── DATA SHOWN

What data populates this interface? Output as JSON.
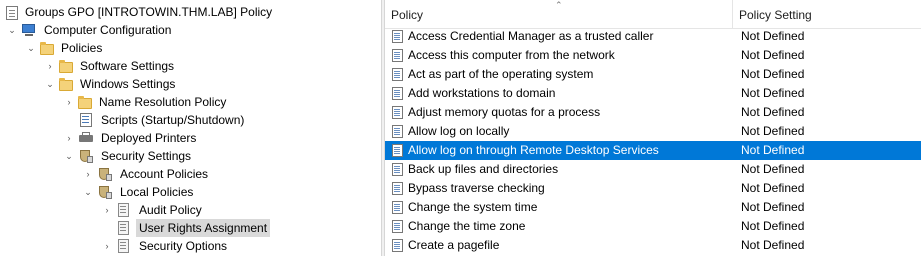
{
  "tree": {
    "nodes": [
      {
        "label": "Groups GPO [INTROTOWIN.THM.LAB] Policy",
        "icon": "policy-document-icon"
      },
      {
        "label": "Computer Configuration",
        "icon": "computer-icon",
        "expander": "expanded"
      },
      {
        "label": "Policies",
        "icon": "folder-icon",
        "expander": "expanded"
      },
      {
        "label": "Software Settings",
        "icon": "folder-icon",
        "expander": "collapsed"
      },
      {
        "label": "Windows Settings",
        "icon": "folder-icon",
        "expander": "expanded"
      },
      {
        "label": "Name Resolution Policy",
        "icon": "folder-icon",
        "expander": "collapsed"
      },
      {
        "label": "Scripts (Startup/Shutdown)",
        "icon": "script-icon",
        "expander": "none"
      },
      {
        "label": "Deployed Printers",
        "icon": "printer-icon",
        "expander": "collapsed"
      },
      {
        "label": "Security Settings",
        "icon": "security-shield-icon",
        "expander": "expanded"
      },
      {
        "label": "Account Policies",
        "icon": "security-shield-icon",
        "expander": "collapsed"
      },
      {
        "label": "Local Policies",
        "icon": "security-shield-icon",
        "expander": "expanded"
      },
      {
        "label": "Audit Policy",
        "icon": "policy-icon",
        "expander": "collapsed"
      },
      {
        "label": "User Rights Assignment",
        "icon": "policy-icon",
        "expander": "none",
        "selected": true
      },
      {
        "label": "Security Options",
        "icon": "policy-icon",
        "expander": "collapsed"
      }
    ]
  },
  "list": {
    "columns": {
      "policy": "Policy",
      "setting": "Policy Setting"
    },
    "rows": [
      {
        "policy": "Access Credential Manager as a trusted caller",
        "setting": "Not Defined"
      },
      {
        "policy": "Access this computer from the network",
        "setting": "Not Defined"
      },
      {
        "policy": "Act as part of the operating system",
        "setting": "Not Defined"
      },
      {
        "policy": "Add workstations to domain",
        "setting": "Not Defined"
      },
      {
        "policy": "Adjust memory quotas for a process",
        "setting": "Not Defined"
      },
      {
        "policy": "Allow log on locally",
        "setting": "Not Defined"
      },
      {
        "policy": "Allow log on through Remote Desktop Services",
        "setting": "Not Defined",
        "selected": true
      },
      {
        "policy": "Back up files and directories",
        "setting": "Not Defined"
      },
      {
        "policy": "Bypass traverse checking",
        "setting": "Not Defined"
      },
      {
        "policy": "Change the system time",
        "setting": "Not Defined"
      },
      {
        "policy": "Change the time zone",
        "setting": "Not Defined"
      },
      {
        "policy": "Create a pagefile",
        "setting": "Not Defined"
      }
    ]
  },
  "colors": {
    "selection": "#0078d7",
    "tree_selection": "#d9d9d9"
  }
}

────

▸ EXERCISE
Transcribe the full listing above exactly, with the images removed.

▸ ANSWER FOR THIS EXERCISE
What data populates this interface? Output as JSON.
{
  "tree": {
    "nodes": [
      {
        "label": "Groups GPO [INTROTOWIN.THM.LAB] Policy",
        "icon": "policy-document-icon"
      },
      {
        "label": "Computer Configuration",
        "icon": "computer-icon",
        "expander": "expanded"
      },
      {
        "label": "Policies",
        "icon": "folder-icon",
        "expander": "expanded"
      },
      {
        "label": "Software Settings",
        "icon": "folder-icon",
        "expander": "collapsed"
      },
      {
        "label": "Windows Settings",
        "icon": "folder-icon",
        "expander": "expanded"
      },
      {
        "label": "Name Resolution Policy",
        "icon": "folder-icon",
        "expander": "collapsed"
      },
      {
        "label": "Scripts (Startup/Shutdown)",
        "icon": "script-icon",
        "expander": "none"
      },
      {
        "label": "Deployed Printers",
        "icon": "printer-icon",
        "expander": "collapsed"
      },
      {
        "label": "Security Settings",
        "icon": "security-shield-icon",
        "expander": "expanded"
      },
      {
        "label": "Account Policies",
        "icon": "security-shield-icon",
        "expander": "collapsed"
      },
      {
        "label": "Local Policies",
        "icon": "security-shield-icon",
        "expander": "expanded"
      },
      {
        "label": "Audit Policy",
        "icon": "policy-icon",
        "expander": "collapsed"
      },
      {
        "label": "User Rights Assignment",
        "icon": "policy-icon",
        "expander": "none",
        "selected": true
      },
      {
        "label": "Security Options",
        "icon": "policy-icon",
        "expander": "collapsed"
      }
    ]
  },
  "list": {
    "columns": {
      "policy": "Policy",
      "setting": "Policy Setting"
    },
    "rows": [
      {
        "policy": "Access Credential Manager as a trusted caller",
        "setting": "Not Defined"
      },
      {
        "policy": "Access this computer from the network",
        "setting": "Not Defined"
      },
      {
        "policy": "Act as part of the operating system",
        "setting": "Not Defined"
      },
      {
        "policy": "Add workstations to domain",
        "setting": "Not Defined"
      },
      {
        "policy": "Adjust memory quotas for a process",
        "setting": "Not Defined"
      },
      {
        "policy": "Allow log on locally",
        "setting": "Not Defined"
      },
      {
        "policy": "Allow log on through Remote Desktop Services",
        "setting": "Not Defined",
        "selected": true
      },
      {
        "policy": "Back up files and directories",
        "setting": "Not Defined"
      },
      {
        "policy": "Bypass traverse checking",
        "setting": "Not Defined"
      },
      {
        "policy": "Change the system time",
        "setting": "Not Defined"
      },
      {
        "policy": "Change the time zone",
        "setting": "Not Defined"
      },
      {
        "policy": "Create a pagefile",
        "setting": "Not Defined"
      }
    ]
  },
  "colors": {
    "selection": "#0078d7",
    "tree_selection": "#d9d9d9"
  }
}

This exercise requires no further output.